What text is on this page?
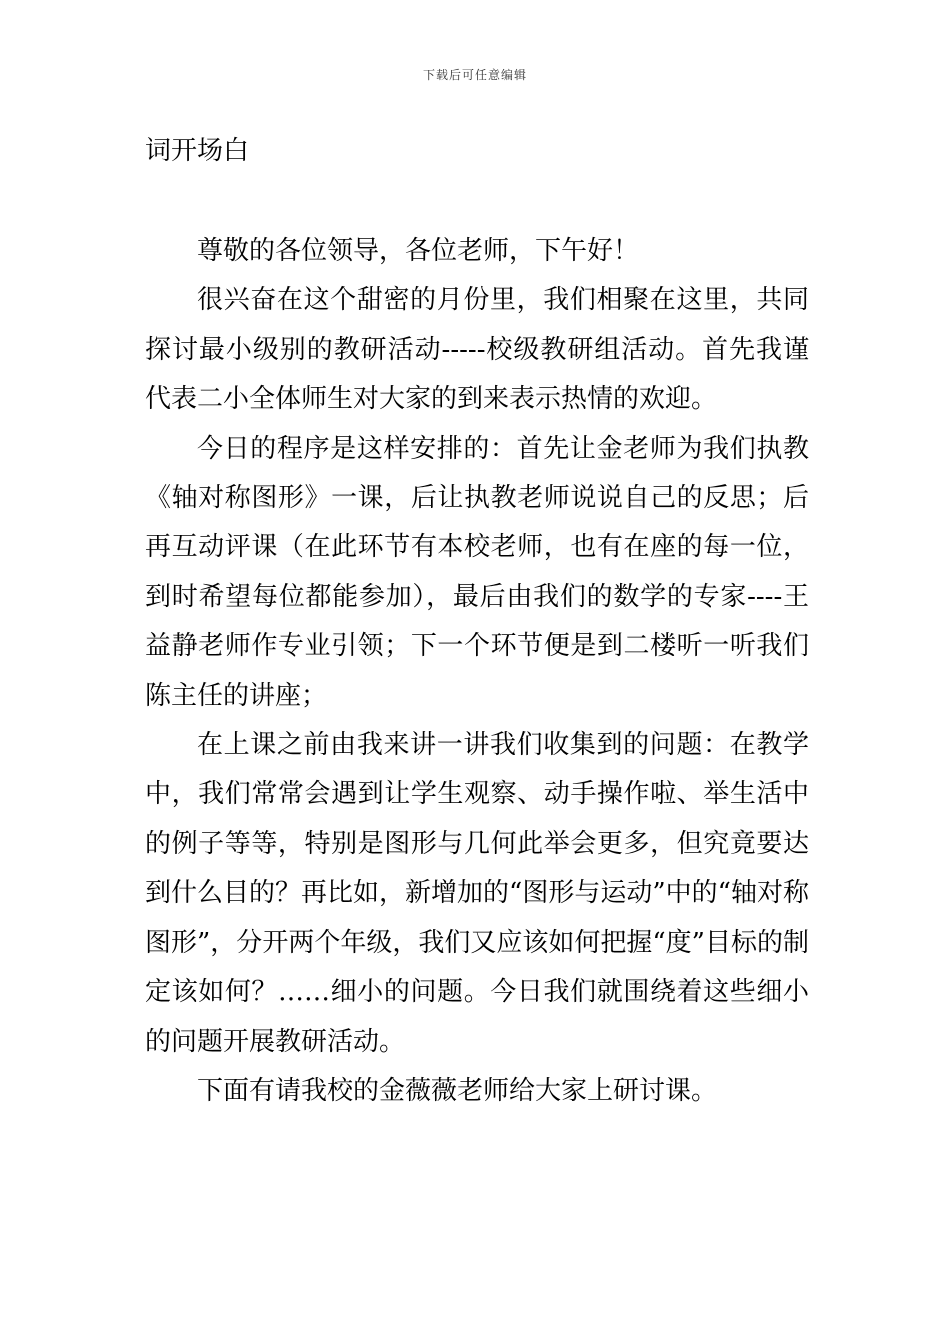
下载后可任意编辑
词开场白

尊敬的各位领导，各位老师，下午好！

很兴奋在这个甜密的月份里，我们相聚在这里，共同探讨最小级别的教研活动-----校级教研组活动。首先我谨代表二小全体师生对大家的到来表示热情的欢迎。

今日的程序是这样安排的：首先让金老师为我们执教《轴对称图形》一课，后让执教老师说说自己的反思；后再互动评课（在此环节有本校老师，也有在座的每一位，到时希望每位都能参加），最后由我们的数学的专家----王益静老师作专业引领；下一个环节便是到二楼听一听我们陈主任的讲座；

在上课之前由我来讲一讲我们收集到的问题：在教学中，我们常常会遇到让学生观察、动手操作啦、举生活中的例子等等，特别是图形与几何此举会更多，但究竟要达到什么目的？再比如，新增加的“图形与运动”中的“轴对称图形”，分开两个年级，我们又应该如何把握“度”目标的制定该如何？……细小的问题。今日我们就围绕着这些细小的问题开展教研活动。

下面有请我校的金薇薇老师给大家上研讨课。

━━━━━━━━━━━━━━━━━━━━

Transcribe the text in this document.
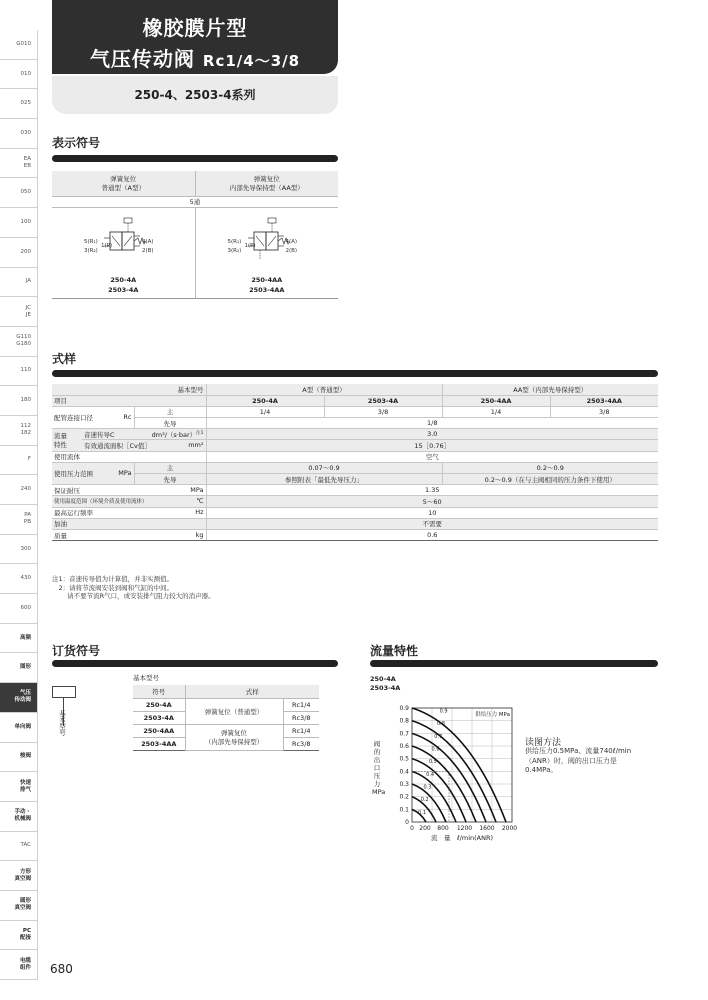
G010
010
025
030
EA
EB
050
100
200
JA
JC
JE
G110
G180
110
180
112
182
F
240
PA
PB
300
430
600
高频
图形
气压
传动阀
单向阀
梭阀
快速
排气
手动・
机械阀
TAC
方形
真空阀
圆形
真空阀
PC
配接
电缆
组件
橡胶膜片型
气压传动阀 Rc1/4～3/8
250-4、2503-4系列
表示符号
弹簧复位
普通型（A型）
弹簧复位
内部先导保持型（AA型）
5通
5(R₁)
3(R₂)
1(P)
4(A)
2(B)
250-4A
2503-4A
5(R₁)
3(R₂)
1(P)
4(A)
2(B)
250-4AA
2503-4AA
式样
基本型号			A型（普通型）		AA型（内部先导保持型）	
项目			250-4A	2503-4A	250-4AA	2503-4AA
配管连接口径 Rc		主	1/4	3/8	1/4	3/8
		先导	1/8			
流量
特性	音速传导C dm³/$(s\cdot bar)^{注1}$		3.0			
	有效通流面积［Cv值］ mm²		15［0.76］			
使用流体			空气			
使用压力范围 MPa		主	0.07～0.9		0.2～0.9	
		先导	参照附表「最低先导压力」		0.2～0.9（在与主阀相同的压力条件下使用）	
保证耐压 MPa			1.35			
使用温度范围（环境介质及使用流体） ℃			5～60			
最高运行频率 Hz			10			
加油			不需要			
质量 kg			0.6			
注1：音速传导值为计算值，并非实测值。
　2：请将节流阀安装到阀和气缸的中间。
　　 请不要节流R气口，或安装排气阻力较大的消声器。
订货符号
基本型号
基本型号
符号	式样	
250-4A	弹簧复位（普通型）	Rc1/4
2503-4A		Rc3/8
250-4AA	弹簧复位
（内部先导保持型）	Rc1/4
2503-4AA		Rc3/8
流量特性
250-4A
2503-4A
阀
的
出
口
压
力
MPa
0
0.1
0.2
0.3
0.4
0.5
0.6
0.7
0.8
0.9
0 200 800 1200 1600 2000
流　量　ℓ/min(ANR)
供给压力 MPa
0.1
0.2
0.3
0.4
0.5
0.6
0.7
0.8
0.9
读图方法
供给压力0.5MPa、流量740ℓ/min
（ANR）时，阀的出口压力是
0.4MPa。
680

━━━━━━━━━━━━━━━━━━━━

Every line of the listing that holds "轴对称图形" is to be counted; give only the resulting number.

### ANSWER TO THIS PROBLEM
2